» **Task description**
Return the listing below in full, with every line exactly as it is.
'''
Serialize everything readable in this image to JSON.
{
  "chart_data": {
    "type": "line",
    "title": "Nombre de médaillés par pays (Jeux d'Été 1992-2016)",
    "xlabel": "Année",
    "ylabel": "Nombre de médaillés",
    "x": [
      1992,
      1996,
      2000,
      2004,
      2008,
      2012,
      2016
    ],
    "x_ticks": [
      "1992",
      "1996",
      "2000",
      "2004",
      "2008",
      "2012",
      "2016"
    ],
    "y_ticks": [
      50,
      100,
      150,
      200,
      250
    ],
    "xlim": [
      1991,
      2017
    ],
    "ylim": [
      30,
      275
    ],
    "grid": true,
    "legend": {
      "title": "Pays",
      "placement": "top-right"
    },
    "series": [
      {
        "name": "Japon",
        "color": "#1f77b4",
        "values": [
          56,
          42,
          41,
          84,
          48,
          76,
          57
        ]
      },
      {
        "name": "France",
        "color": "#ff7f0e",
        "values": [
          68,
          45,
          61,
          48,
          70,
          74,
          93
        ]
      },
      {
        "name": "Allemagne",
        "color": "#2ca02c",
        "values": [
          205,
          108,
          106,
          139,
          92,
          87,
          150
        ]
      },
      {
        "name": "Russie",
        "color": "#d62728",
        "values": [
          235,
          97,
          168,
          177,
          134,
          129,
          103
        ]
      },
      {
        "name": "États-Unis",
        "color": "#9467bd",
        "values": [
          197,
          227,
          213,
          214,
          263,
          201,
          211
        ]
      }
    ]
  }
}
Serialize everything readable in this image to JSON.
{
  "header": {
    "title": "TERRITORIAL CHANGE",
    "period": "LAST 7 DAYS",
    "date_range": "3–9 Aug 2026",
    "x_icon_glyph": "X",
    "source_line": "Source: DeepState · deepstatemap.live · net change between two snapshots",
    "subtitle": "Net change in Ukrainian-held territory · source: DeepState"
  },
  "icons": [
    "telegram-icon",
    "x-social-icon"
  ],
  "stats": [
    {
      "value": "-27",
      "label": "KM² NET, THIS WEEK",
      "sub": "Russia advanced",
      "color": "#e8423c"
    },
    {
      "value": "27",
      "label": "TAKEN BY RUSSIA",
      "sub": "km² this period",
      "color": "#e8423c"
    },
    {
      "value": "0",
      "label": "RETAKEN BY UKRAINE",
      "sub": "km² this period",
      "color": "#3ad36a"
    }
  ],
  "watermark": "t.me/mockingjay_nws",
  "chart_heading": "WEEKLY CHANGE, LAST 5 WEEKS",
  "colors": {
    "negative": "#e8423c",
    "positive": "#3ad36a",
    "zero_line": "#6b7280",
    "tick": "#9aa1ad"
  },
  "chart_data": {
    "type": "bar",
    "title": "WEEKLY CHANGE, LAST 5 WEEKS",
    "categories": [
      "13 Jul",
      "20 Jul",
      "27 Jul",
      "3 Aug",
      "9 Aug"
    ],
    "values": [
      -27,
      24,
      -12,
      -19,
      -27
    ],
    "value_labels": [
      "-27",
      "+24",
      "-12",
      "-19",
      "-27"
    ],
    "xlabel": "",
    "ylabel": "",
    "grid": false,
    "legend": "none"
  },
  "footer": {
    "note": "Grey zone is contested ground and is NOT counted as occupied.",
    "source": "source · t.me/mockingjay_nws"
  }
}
'''
» **Result of the task**
Serialize everything readable in this image to JSON.
{
  "chart_data": {
    "type": "line",
    "title": "Nombre de médaillés par pays (Jeux d'Été 1992-2016)",
    "xlabel": "Année",
    "ylabel": "Nombre de médaillés",
    "x": [
      1992,
      1996,
      2000,
      2004,
      2008,
      2012,
      2016
    ],
    "x_ticks": [
      "1992",
      "1996",
      "2000",
      "2004",
      "2008",
      "2012",
      "2016"
    ],
    "y_ticks": [
      50,
      100,
      150,
      200,
      250
    ],
    "xlim": [
      1991,
      2017
    ],
    "ylim": [
      30,
      275
    ],
    "grid": true,
    "legend": {
      "title": "Pays",
      "placement": "top-right"
    },
    "series": [
      {
        "name": "Japon",
        "color": "#1f77b4",
        "values": [
          56,
          42,
          41,
          84,
          48,
          76,
          57
        ]
      },
      {
        "name": "France",
        "color": "#ff7f0e",
        "values": [
          68,
          45,
          61,
          48,
          70,
          74,
          93
        ]
      },
      {
        "name": "Allemagne",
        "color": "#2ca02c",
        "values": [
          205,
          108,
          106,
          139,
          92,
          87,
          150
        ]
      },
      {
        "name": "Russie",
        "color": "#d62728",
        "values": [
          235,
          97,
          168,
          177,
          134,
          129,
          103
        ]
      },
      {
        "name": "États-Unis",
        "color": "#9467bd",
        "values": [
          197,
          227,
          213,
          214,
          263,
          201,
          211
        ]
      }
    ]
  }
}
Serialize everything readable in this image to JSON.
{
  "header": {
    "title": "TERRITORIAL CHANGE",
    "period": "LAST 7 DAYS",
    "date_range": "3–9 Aug 2026",
    "x_icon_glyph": "X",
    "source_line": "Source: DeepState · deepstatemap.live · net change between two snapshots",
    "subtitle": "Net change in Ukrainian-held territory · source: DeepState"
  },
  "icons": [
    "telegram-icon",
    "x-social-icon"
  ],
  "stats": [
    {
      "value": "-27",
      "label": "KM² NET, THIS WEEK",
      "sub": "Russia advanced",
      "color": "#e8423c"
    },
    {
      "value": "27",
      "label": "TAKEN BY RUSSIA",
      "sub": "km² this period",
      "color": "#e8423c"
    },
    {
      "value": "0",
      "label": "RETAKEN BY UKRAINE",
      "sub": "km² this period",
      "color": "#3ad36a"
    }
  ],
  "watermark": "t.me/mockingjay_nws",
  "chart_heading": "WEEKLY CHANGE, LAST 5 WEEKS",
  "colors": {
    "negative": "#e8423c",
    "positive": "#3ad36a",
    "zero_line": "#6b7280",
    "tick": "#9aa1ad"
  },
  "chart_data": {
    "type": "bar",
    "title": "WEEKLY CHANGE, LAST 5 WEEKS",
    "categories": [
      "13 Jul",
      "20 Jul",
      "27 Jul",
      "3 Aug",
      "9 Aug"
    ],
    "values": [
      -27,
      24,
      -12,
      -19,
      -27
    ],
    "value_labels": [
      "-27",
      "+24",
      "-12",
      "-19",
      "-27"
    ],
    "xlabel": "",
    "ylabel": "",
    "grid": false,
    "legend": "none"
  },
  "footer": {
    "note": "Grey zone is contested ground and is NOT counted as occupied.",
    "source": "source · t.me/mockingjay_nws"
  }
}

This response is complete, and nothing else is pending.